Return every line of the data exactly as it appears, omitting the pictures.

#### Supplied information

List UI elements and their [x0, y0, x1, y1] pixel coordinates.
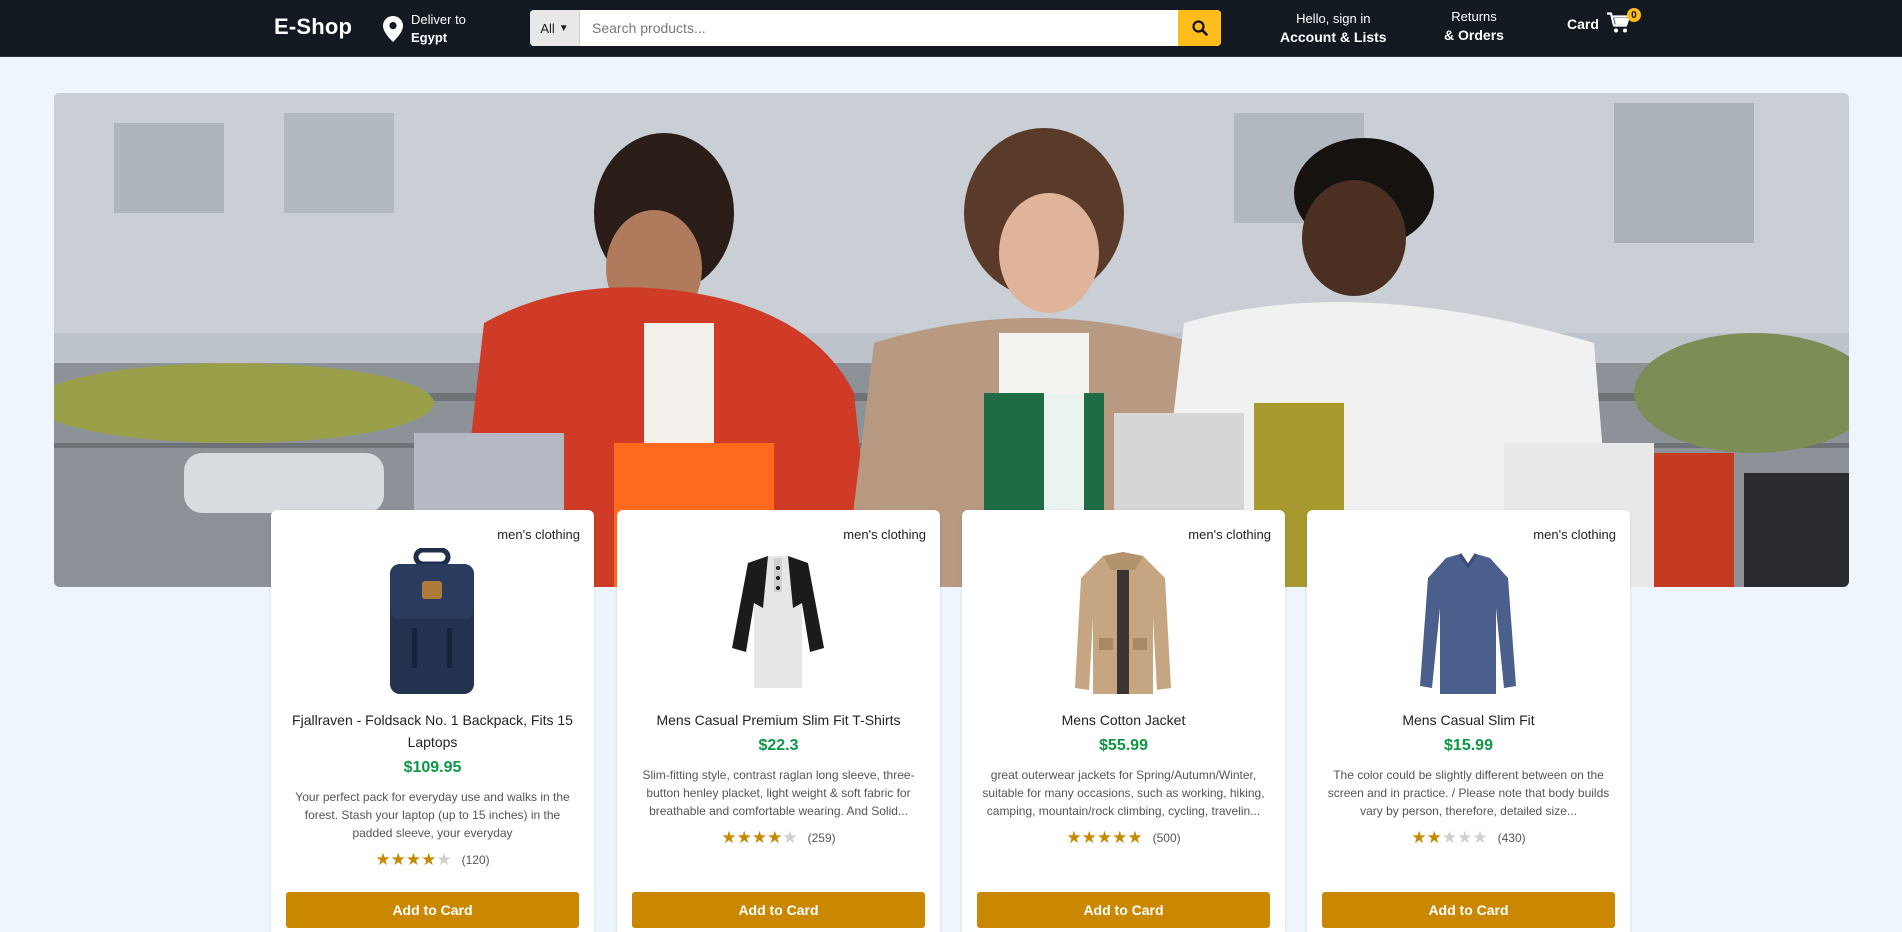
- product-category: men's clothing: [1188, 527, 1271, 542]
- logo[interactable]: E-Shop: [274, 14, 352, 40]
- product-rating: ★★★★★ (500): [962, 828, 1285, 847]
- product-description: great outerwear jackets for Spring/Autum…: [982, 768, 1265, 818]
- returns-label: Returns: [1451, 9, 1497, 24]
- account-greeting: Hello, sign in: [1296, 11, 1371, 26]
- star-icon: ★: [421, 850, 437, 869]
- search-bar: All ▼: [530, 10, 1221, 46]
- product-description: Your perfect pack for everyday use and w…: [295, 790, 570, 840]
- star-icon: ★: [436, 850, 452, 869]
- chevron-down-icon: ▼: [558, 22, 569, 34]
- star-icon: ★: [1472, 828, 1488, 847]
- star-icon: ★: [1127, 828, 1143, 847]
- star-icon: ★: [1096, 828, 1113, 847]
- navbar: E-Shop Deliver to Egypt All ▼ Hello, sig…: [0, 0, 1902, 57]
- deliver-to[interactable]: Deliver to Egypt: [383, 10, 466, 48]
- search-input[interactable]: [580, 10, 1178, 46]
- search-icon: [1191, 20, 1208, 36]
- jacket-image[interactable]: [1073, 548, 1173, 698]
- star-icon: ★: [1066, 828, 1082, 847]
- star-icon: ★: [1441, 828, 1458, 847]
- product-title[interactable]: Mens Casual Premium Slim Fit T-Shirts: [632, 709, 925, 731]
- product-rating: ★★★★★ (430): [1307, 828, 1630, 847]
- star-icon: ★: [751, 828, 768, 847]
- add-to-cart-button[interactable]: Add to Card: [286, 892, 579, 928]
- account-lists[interactable]: Hello, sign in Account & Lists: [1280, 10, 1387, 46]
- star-icon: ★: [782, 828, 798, 847]
- deliver-country: Egypt: [411, 30, 448, 45]
- search-category-value: All: [540, 20, 555, 36]
- add-to-cart-button[interactable]: Add to Card: [1322, 892, 1615, 928]
- product-price: $55.99: [1099, 737, 1148, 754]
- star-icon: ★: [1081, 828, 1097, 847]
- star-icon: ★: [767, 828, 783, 847]
- product-title[interactable]: Fjallraven - Foldsack No. 1 Backpack, Fi…: [286, 709, 579, 753]
- cart-button[interactable]: Card 0: [1567, 8, 1641, 36]
- product-category: men's clothing: [497, 527, 580, 542]
- star-icon: ★: [1411, 828, 1427, 847]
- cart-label: Card: [1567, 16, 1599, 32]
- product-description: Slim-fitting style, contrast raglan long…: [642, 768, 915, 818]
- account-lists-label: Account & Lists: [1280, 29, 1387, 45]
- product-title[interactable]: Mens Casual Slim Fit: [1322, 709, 1615, 731]
- henley-shirt-image[interactable]: [728, 548, 828, 698]
- long-sleeve-shirt-image[interactable]: [1418, 548, 1518, 698]
- product-card[interactable]: men's clothing Mens Casual Slim Fit $15.…: [1307, 510, 1630, 932]
- star-icon: ★: [1426, 828, 1442, 847]
- product-title[interactable]: Mens Cotton Jacket: [977, 709, 1270, 731]
- star-icon: ★: [736, 828, 752, 847]
- product-card[interactable]: men's clothing Mens Casual Premium Slim …: [617, 510, 940, 932]
- orders-label: & Orders: [1444, 27, 1504, 43]
- rating-count: (500): [1152, 831, 1181, 845]
- star-icon: ★: [405, 850, 422, 869]
- product-rating: ★★★★★ (259): [617, 828, 940, 847]
- search-button[interactable]: [1178, 10, 1221, 46]
- deliver-label: Deliver to: [411, 12, 466, 27]
- backpack-image[interactable]: [382, 548, 482, 698]
- cart-count-badge: 0: [1626, 8, 1641, 22]
- rating-count: (430): [1497, 831, 1526, 845]
- product-card[interactable]: men's clothing Fjallraven - Foldsack No.…: [271, 510, 594, 932]
- star-icon: ★: [390, 850, 406, 869]
- product-card[interactable]: men's clothing Mens Cotton Jacket $55.99…: [962, 510, 1285, 932]
- product-rating: ★★★★★ (120): [271, 850, 594, 869]
- star-icon: ★: [1112, 828, 1128, 847]
- star-icon: ★: [375, 850, 391, 869]
- product-price: $109.95: [403, 759, 462, 776]
- product-description: The color could be slightly different be…: [1327, 768, 1610, 818]
- add-to-cart-button[interactable]: Add to Card: [977, 892, 1270, 928]
- product-price: $15.99: [1444, 737, 1493, 754]
- rating-count: (120): [461, 853, 490, 867]
- star-icon: ★: [721, 828, 737, 847]
- add-to-cart-button[interactable]: Add to Card: [632, 892, 925, 928]
- star-icon: ★: [1457, 828, 1473, 847]
- product-category: men's clothing: [1533, 527, 1616, 542]
- product-category: men's clothing: [843, 527, 926, 542]
- location-pin-icon: [383, 16, 403, 42]
- returns-orders[interactable]: Returns & Orders: [1424, 8, 1524, 44]
- rating-count: (259): [807, 831, 836, 845]
- product-price: $22.3: [758, 737, 799, 754]
- search-category-select[interactable]: All ▼: [530, 10, 580, 46]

########

# [Response below]
List UI elements and their [x0, y0, x1, y1] pixel coordinates.
- product-category: men's clothing: [1188, 527, 1271, 542]
- logo[interactable]: E-Shop: [274, 14, 352, 40]
- product-rating: ★★★★★ (500): [962, 828, 1285, 847]
- product-description: great outerwear jackets for Spring/Autum…: [982, 768, 1265, 818]
- returns-label: Returns: [1451, 9, 1497, 24]
- account-greeting: Hello, sign in: [1296, 11, 1371, 26]
- star-icon: ★: [421, 850, 437, 869]
- search-bar: All ▼: [530, 10, 1221, 46]
- product-description: Your perfect pack for everyday use and w…: [295, 790, 570, 840]
- star-icon: ★: [436, 850, 452, 869]
- chevron-down-icon: ▼: [558, 22, 569, 34]
- star-icon: ★: [1472, 828, 1488, 847]
- star-icon: ★: [1127, 828, 1143, 847]
- star-icon: ★: [1096, 828, 1113, 847]
- navbar: E-Shop Deliver to Egypt All ▼ Hello, sig…: [0, 0, 1902, 57]
- deliver-to[interactable]: Deliver to Egypt: [383, 10, 466, 48]
- search-input[interactable]: [580, 10, 1178, 46]
- search-icon: [1191, 20, 1208, 36]
- jacket-image[interactable]: [1073, 548, 1173, 698]
- star-icon: ★: [1066, 828, 1082, 847]
- star-icon: ★: [1441, 828, 1458, 847]
- product-title[interactable]: Mens Casual Premium Slim Fit T-Shirts: [632, 709, 925, 731]
- product-rating: ★★★★★ (430): [1307, 828, 1630, 847]
- star-icon: ★: [751, 828, 768, 847]
- add-to-cart-button[interactable]: Add to Card: [286, 892, 579, 928]
- account-lists[interactable]: Hello, sign in Account & Lists: [1280, 10, 1387, 46]
- star-icon: ★: [782, 828, 798, 847]
- deliver-country: Egypt: [411, 30, 448, 45]
- search-category-value: All: [540, 20, 555, 36]
- add-to-cart-button[interactable]: Add to Card: [1322, 892, 1615, 928]
- product-price: $55.99: [1099, 737, 1148, 754]
- star-icon: ★: [1081, 828, 1097, 847]
- star-icon: ★: [767, 828, 783, 847]
- product-title[interactable]: Fjallraven - Foldsack No. 1 Backpack, Fi…: [286, 709, 579, 753]
- cart-button[interactable]: Card 0: [1567, 8, 1641, 36]
- product-category: men's clothing: [497, 527, 580, 542]
- star-icon: ★: [1411, 828, 1427, 847]
- cart-label: Card: [1567, 16, 1599, 32]
- product-description: Slim-fitting style, contrast raglan long…: [642, 768, 915, 818]
- account-lists-label: Account & Lists: [1280, 29, 1387, 45]
- product-title[interactable]: Mens Casual Slim Fit: [1322, 709, 1615, 731]
- henley-shirt-image[interactable]: [728, 548, 828, 698]
- long-sleeve-shirt-image[interactable]: [1418, 548, 1518, 698]
- product-card[interactable]: men's clothing Mens Casual Slim Fit $15.…: [1307, 510, 1630, 932]
- star-icon: ★: [1426, 828, 1442, 847]
- product-title[interactable]: Mens Cotton Jacket: [977, 709, 1270, 731]
- star-icon: ★: [736, 828, 752, 847]
- product-card[interactable]: men's clothing Mens Casual Premium Slim …: [617, 510, 940, 932]
- orders-label: & Orders: [1444, 27, 1504, 43]
- rating-count: (500): [1152, 831, 1181, 845]
- star-icon: ★: [405, 850, 422, 869]
- product-rating: ★★★★★ (259): [617, 828, 940, 847]
- search-button[interactable]: [1178, 10, 1221, 46]
- deliver-label: Deliver to: [411, 12, 466, 27]
- backpack-image[interactable]: [382, 548, 482, 698]
- cart-count-badge: 0: [1626, 8, 1641, 22]
- rating-count: (430): [1497, 831, 1526, 845]
- product-card[interactable]: men's clothing Fjallraven - Foldsack No.…: [271, 510, 594, 932]
- star-icon: ★: [390, 850, 406, 869]
- product-card[interactable]: men's clothing Mens Cotton Jacket $55.99…: [962, 510, 1285, 932]
- product-rating: ★★★★★ (120): [271, 850, 594, 869]
- star-icon: ★: [1112, 828, 1128, 847]
- star-icon: ★: [375, 850, 391, 869]
- product-price: $109.95: [403, 759, 462, 776]
- product-description: The color could be slightly different be…: [1327, 768, 1610, 818]
- add-to-cart-button[interactable]: Add to Card: [977, 892, 1270, 928]
- product-price: $15.99: [1444, 737, 1493, 754]
- rating-count: (120): [461, 853, 490, 867]
- star-icon: ★: [721, 828, 737, 847]
- add-to-cart-button[interactable]: Add to Card: [632, 892, 925, 928]
- star-icon: ★: [1457, 828, 1473, 847]
- product-category: men's clothing: [1533, 527, 1616, 542]
- product-category: men's clothing: [843, 527, 926, 542]
- location-pin-icon: [383, 16, 403, 42]
- returns-orders[interactable]: Returns & Orders: [1424, 8, 1524, 44]
- rating-count: (259): [807, 831, 836, 845]
- product-price: $22.3: [758, 737, 799, 754]
- search-category-select[interactable]: All ▼: [530, 10, 580, 46]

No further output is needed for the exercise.